-- start of Raw data --
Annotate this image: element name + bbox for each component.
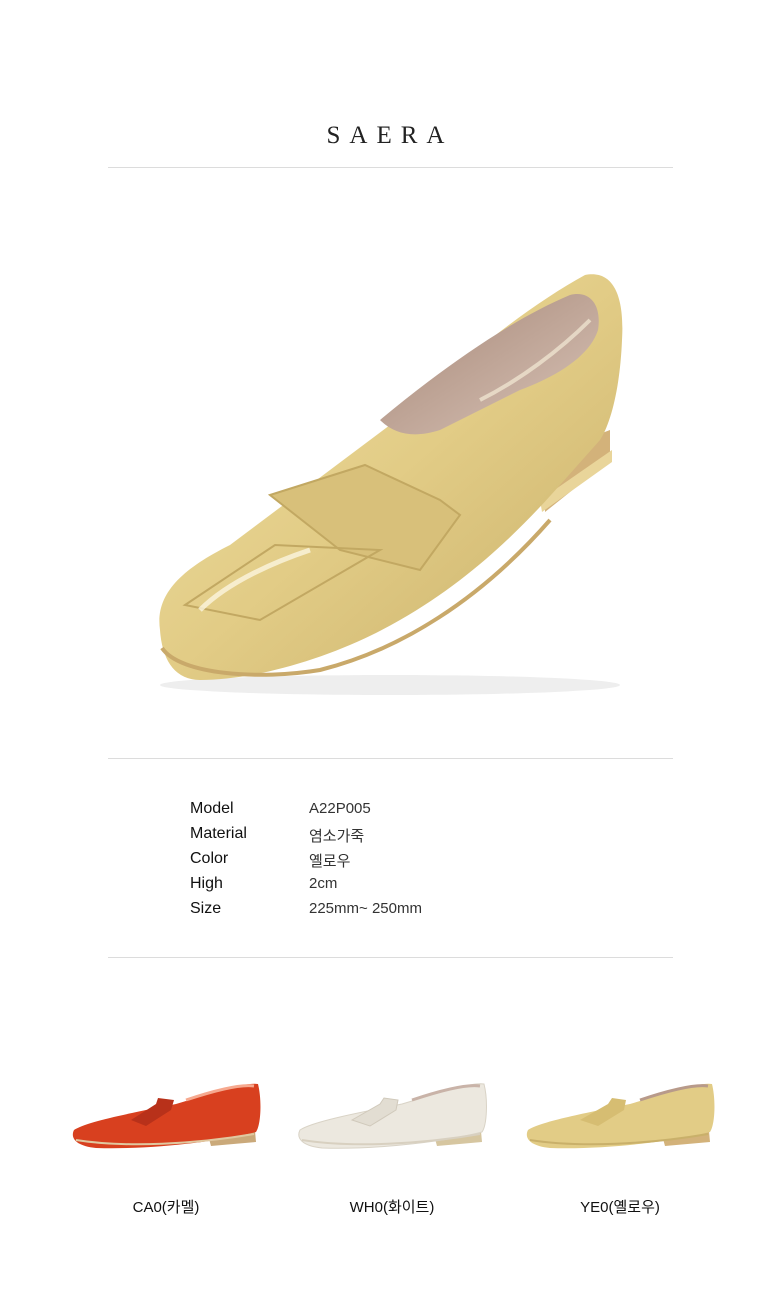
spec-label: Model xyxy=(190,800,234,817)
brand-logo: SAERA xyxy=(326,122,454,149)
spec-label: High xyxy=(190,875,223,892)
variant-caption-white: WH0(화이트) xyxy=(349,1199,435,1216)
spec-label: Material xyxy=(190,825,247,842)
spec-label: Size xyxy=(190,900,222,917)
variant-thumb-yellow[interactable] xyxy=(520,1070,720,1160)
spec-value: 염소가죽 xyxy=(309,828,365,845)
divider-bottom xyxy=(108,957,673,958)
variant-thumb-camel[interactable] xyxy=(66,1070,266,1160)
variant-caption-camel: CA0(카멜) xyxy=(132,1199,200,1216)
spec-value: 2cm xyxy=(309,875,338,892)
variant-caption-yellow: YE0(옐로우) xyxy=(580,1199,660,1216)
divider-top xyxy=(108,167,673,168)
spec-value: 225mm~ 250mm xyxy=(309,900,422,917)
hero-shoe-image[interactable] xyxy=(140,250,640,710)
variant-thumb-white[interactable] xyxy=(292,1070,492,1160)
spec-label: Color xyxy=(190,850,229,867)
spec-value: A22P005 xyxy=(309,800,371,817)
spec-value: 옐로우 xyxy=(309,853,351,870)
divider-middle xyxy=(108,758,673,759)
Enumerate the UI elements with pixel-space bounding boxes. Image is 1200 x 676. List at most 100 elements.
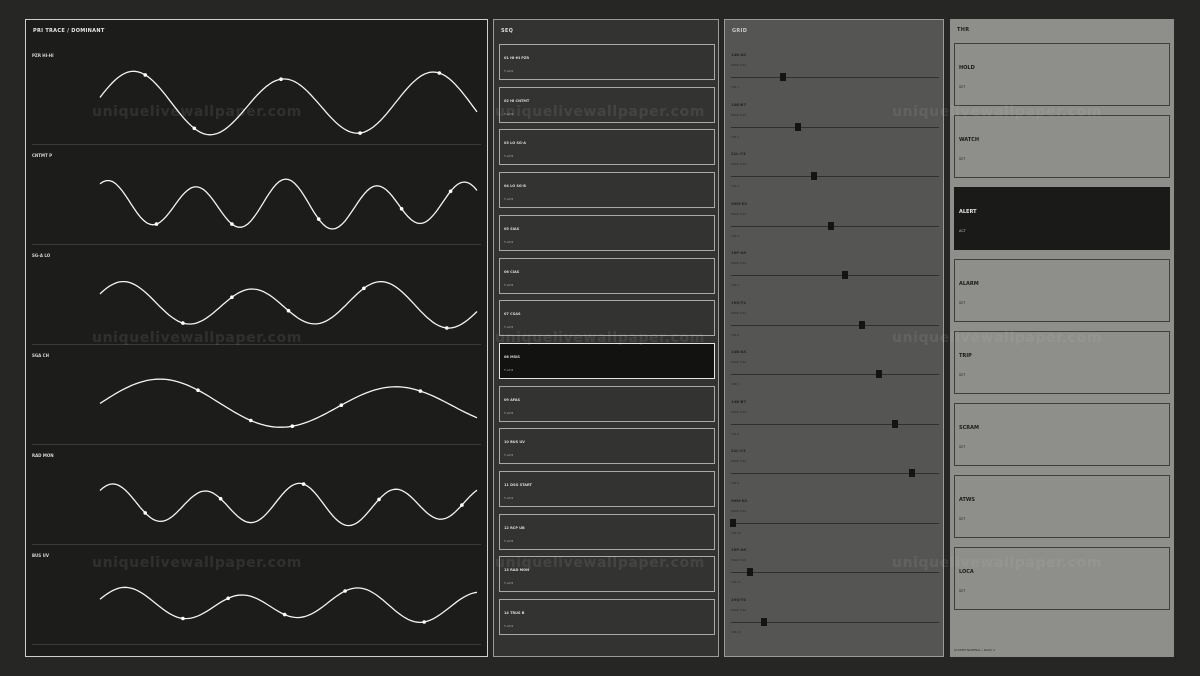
-- end of Raw data --
→ **Work required**:
Reproduce all of the data above line for line, without any changes, and leave out the pictures.

→ **Completed exercise**:
Annotate this image: element name + bbox for each component.
spec-label: Model xyxy=(190,800,234,817)
brand-logo: SAERA xyxy=(326,122,454,149)
spec-label: High xyxy=(190,875,223,892)
variant-caption-white: WH0(화이트) xyxy=(349,1199,435,1216)
spec-label: Material xyxy=(190,825,247,842)
spec-label: Size xyxy=(190,900,222,917)
variant-thumb-yellow[interactable] xyxy=(520,1070,720,1160)
spec-value: 염소가죽 xyxy=(309,828,365,845)
divider-bottom xyxy=(108,957,673,958)
variant-thumb-camel[interactable] xyxy=(66,1070,266,1160)
variant-caption-camel: CA0(카멜) xyxy=(132,1199,200,1216)
spec-value: 2cm xyxy=(309,875,338,892)
variant-caption-yellow: YE0(옐로우) xyxy=(580,1199,660,1216)
divider-top xyxy=(108,167,673,168)
spec-value: 225mm~ 250mm xyxy=(309,900,422,917)
hero-shoe-image[interactable] xyxy=(140,250,640,710)
variant-thumb-white[interactable] xyxy=(292,1070,492,1160)
spec-label: Color xyxy=(190,850,229,867)
spec-value: A22P005 xyxy=(309,800,371,817)
spec-value: 옐로우 xyxy=(309,853,351,870)
divider-middle xyxy=(108,758,673,759)
Enumerate the UI elements with pixel-space bounding boxes. Image is 1200 x 676. List at most 100 elements.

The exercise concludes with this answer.